Entries with figure data:
— Begin —

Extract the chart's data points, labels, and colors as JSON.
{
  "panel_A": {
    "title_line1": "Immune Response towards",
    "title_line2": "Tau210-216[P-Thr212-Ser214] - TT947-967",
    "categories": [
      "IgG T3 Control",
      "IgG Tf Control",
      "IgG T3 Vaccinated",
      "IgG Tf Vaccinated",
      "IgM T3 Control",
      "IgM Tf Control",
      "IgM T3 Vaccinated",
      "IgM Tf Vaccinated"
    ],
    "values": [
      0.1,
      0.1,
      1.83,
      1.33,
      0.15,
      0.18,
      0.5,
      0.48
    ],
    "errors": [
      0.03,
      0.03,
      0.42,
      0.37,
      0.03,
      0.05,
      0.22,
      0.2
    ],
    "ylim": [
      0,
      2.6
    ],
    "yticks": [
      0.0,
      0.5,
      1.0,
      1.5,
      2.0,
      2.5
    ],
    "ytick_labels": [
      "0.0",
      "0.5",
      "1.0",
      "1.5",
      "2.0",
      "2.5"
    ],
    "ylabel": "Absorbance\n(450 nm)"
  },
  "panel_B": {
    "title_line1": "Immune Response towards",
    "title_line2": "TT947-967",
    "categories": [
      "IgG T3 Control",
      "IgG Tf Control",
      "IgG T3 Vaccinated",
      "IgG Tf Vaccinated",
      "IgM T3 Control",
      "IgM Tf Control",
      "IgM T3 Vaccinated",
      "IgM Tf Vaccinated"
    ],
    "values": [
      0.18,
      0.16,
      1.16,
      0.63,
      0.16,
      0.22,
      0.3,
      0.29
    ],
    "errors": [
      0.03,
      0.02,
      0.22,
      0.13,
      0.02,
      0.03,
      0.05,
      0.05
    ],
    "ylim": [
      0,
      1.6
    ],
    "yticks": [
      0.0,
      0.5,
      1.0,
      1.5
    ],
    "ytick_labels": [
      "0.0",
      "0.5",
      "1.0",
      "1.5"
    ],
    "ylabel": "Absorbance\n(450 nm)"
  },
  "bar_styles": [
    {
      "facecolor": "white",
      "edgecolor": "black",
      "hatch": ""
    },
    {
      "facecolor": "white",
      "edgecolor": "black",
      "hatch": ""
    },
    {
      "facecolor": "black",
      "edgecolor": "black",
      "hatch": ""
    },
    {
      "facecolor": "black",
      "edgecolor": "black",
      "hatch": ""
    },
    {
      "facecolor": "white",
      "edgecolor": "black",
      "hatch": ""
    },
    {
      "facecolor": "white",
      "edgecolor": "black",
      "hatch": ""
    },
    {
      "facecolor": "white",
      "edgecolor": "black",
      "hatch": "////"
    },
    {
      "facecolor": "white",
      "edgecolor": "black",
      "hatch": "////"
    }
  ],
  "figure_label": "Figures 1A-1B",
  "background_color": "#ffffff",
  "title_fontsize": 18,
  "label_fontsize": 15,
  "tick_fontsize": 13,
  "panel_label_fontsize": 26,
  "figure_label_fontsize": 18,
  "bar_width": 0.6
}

— End —

Quote each line of the data above exactly as written.

Solution to this task:
Extract the chart's data points, labels, and colors as JSON.
{
  "panel_A": {
    "title_line1": "Immune Response towards",
    "title_line2": "Tau210-216[P-Thr212-Ser214] - TT947-967",
    "categories": [
      "IgG T3 Control",
      "IgG Tf Control",
      "IgG T3 Vaccinated",
      "IgG Tf Vaccinated",
      "IgM T3 Control",
      "IgM Tf Control",
      "IgM T3 Vaccinated",
      "IgM Tf Vaccinated"
    ],
    "values": [
      0.1,
      0.1,
      1.83,
      1.33,
      0.15,
      0.18,
      0.5,
      0.48
    ],
    "errors": [
      0.03,
      0.03,
      0.42,
      0.37,
      0.03,
      0.05,
      0.22,
      0.2
    ],
    "ylim": [
      0,
      2.6
    ],
    "yticks": [
      0.0,
      0.5,
      1.0,
      1.5,
      2.0,
      2.5
    ],
    "ytick_labels": [
      "0.0",
      "0.5",
      "1.0",
      "1.5",
      "2.0",
      "2.5"
    ],
    "ylabel": "Absorbance\n(450 nm)"
  },
  "panel_B": {
    "title_line1": "Immune Response towards",
    "title_line2": "TT947-967",
    "categories": [
      "IgG T3 Control",
      "IgG Tf Control",
      "IgG T3 Vaccinated",
      "IgG Tf Vaccinated",
      "IgM T3 Control",
      "IgM Tf Control",
      "IgM T3 Vaccinated",
      "IgM Tf Vaccinated"
    ],
    "values": [
      0.18,
      0.16,
      1.16,
      0.63,
      0.16,
      0.22,
      0.3,
      0.29
    ],
    "errors": [
      0.03,
      0.02,
      0.22,
      0.13,
      0.02,
      0.03,
      0.05,
      0.05
    ],
    "ylim": [
      0,
      1.6
    ],
    "yticks": [
      0.0,
      0.5,
      1.0,
      1.5
    ],
    "ytick_labels": [
      "0.0",
      "0.5",
      "1.0",
      "1.5"
    ],
    "ylabel": "Absorbance\n(450 nm)"
  },
  "bar_styles": [
    {
      "facecolor": "white",
      "edgecolor": "black",
      "hatch": ""
    },
    {
      "facecolor": "white",
      "edgecolor": "black",
      "hatch": ""
    },
    {
      "facecolor": "black",
      "edgecolor": "black",
      "hatch": ""
    },
    {
      "facecolor": "black",
      "edgecolor": "black",
      "hatch": ""
    },
    {
      "facecolor": "white",
      "edgecolor": "black",
      "hatch": ""
    },
    {
      "facecolor": "white",
      "edgecolor": "black",
      "hatch": ""
    },
    {
      "facecolor": "white",
      "edgecolor": "black",
      "hatch": "////"
    },
    {
      "facecolor": "white",
      "edgecolor": "black",
      "hatch": "////"
    }
  ],
  "figure_label": "Figures 1A-1B",
  "background_color": "#ffffff",
  "title_fontsize": 18,
  "label_fontsize": 15,
  "tick_fontsize": 13,
  "panel_label_fontsize": 26,
  "figure_label_fontsize": 18,
  "bar_width": 0.6
}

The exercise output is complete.